** START **

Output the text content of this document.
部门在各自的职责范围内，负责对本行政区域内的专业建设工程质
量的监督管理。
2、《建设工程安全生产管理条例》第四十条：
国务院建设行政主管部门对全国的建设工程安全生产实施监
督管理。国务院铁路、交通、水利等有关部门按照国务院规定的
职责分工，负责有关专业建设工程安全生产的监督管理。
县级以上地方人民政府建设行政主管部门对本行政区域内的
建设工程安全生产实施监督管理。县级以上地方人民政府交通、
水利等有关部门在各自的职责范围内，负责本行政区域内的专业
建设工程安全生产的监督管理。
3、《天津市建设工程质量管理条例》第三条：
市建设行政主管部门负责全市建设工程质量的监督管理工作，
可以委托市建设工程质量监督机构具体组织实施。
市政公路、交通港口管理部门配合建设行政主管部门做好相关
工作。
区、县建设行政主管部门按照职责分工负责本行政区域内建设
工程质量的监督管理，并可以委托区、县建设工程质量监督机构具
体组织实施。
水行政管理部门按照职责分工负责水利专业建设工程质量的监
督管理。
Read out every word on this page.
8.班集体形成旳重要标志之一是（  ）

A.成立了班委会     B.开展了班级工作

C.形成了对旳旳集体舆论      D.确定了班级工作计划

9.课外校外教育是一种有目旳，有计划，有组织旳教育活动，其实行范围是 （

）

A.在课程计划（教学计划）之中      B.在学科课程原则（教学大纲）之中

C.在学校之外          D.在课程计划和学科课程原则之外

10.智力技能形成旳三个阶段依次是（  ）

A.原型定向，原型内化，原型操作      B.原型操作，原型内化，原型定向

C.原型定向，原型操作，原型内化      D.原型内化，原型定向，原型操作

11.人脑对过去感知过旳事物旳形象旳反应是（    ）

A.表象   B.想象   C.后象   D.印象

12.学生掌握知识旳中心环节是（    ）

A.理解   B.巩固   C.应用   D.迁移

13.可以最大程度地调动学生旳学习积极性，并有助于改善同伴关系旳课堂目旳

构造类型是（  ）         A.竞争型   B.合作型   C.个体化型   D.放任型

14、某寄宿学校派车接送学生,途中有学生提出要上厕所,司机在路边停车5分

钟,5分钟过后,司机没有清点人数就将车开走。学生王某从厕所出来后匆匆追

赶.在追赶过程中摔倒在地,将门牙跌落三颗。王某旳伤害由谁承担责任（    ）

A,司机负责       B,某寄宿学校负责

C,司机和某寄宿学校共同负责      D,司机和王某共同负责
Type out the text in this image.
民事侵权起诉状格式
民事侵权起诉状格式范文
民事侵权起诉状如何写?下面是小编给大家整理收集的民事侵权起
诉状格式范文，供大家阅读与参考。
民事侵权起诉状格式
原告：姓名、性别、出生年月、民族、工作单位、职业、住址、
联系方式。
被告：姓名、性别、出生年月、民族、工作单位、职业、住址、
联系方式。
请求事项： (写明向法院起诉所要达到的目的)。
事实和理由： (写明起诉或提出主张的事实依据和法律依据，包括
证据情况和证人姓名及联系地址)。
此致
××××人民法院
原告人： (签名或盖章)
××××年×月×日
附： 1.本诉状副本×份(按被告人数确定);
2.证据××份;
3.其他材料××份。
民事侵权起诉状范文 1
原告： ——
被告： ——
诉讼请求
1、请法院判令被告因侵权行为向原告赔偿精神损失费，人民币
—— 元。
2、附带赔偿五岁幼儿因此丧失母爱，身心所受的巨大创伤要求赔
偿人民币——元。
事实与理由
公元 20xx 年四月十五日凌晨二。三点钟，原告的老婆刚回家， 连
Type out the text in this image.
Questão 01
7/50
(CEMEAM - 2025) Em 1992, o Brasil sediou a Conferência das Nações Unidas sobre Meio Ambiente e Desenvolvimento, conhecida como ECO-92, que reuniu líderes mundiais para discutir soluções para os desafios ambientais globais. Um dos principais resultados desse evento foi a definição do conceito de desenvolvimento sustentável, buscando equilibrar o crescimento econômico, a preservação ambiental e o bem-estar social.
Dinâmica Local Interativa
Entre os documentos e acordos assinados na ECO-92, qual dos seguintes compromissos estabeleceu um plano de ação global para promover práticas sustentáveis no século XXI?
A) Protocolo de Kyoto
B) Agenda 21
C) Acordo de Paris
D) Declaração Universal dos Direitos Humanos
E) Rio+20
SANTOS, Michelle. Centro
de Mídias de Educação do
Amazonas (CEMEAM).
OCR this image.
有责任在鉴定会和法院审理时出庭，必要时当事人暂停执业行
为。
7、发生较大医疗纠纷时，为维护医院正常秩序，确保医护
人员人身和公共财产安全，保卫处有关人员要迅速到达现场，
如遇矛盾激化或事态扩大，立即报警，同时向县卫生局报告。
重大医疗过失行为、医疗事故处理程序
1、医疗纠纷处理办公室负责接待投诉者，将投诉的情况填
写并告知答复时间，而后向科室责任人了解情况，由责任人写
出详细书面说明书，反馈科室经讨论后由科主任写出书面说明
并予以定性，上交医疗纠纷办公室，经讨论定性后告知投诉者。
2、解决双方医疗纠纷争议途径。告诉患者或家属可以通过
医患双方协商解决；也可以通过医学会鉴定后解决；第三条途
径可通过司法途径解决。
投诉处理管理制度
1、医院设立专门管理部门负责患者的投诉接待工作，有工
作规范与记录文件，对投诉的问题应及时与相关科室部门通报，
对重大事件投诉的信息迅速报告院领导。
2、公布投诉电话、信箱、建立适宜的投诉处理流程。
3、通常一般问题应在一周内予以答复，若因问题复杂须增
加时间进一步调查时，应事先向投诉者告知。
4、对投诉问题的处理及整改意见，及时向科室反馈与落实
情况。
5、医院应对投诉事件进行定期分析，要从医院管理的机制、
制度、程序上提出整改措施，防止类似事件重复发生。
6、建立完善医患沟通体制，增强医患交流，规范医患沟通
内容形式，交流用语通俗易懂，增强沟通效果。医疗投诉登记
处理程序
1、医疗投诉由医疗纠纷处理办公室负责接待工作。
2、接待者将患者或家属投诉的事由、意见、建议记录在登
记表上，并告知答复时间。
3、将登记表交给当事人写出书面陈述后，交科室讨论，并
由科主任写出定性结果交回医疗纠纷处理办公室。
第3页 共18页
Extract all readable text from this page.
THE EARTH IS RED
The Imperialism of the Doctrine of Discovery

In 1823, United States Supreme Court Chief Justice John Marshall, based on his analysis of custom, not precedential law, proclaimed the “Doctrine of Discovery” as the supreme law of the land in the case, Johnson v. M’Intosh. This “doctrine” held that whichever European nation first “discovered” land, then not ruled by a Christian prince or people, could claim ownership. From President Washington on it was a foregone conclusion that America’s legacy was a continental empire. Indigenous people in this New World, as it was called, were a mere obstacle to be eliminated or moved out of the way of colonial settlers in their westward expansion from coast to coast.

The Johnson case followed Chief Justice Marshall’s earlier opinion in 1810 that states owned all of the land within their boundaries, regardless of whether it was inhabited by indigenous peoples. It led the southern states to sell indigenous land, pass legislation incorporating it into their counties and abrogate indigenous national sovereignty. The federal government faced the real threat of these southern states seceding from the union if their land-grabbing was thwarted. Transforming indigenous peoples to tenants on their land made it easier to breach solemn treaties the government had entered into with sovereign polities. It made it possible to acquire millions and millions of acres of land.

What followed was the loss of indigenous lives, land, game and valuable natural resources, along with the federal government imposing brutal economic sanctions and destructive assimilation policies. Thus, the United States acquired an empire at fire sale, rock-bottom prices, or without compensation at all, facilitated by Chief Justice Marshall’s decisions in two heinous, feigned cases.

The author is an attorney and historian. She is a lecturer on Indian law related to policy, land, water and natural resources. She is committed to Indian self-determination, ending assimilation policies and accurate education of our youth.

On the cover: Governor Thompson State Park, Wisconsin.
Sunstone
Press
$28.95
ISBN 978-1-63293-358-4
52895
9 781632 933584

** END **

▸ WHAT THIS TASK INVOLVES: Of the lines above, how many contain the word "text"? Provide the number and nothing else.

▸ RESULT OF THIS TASK: 4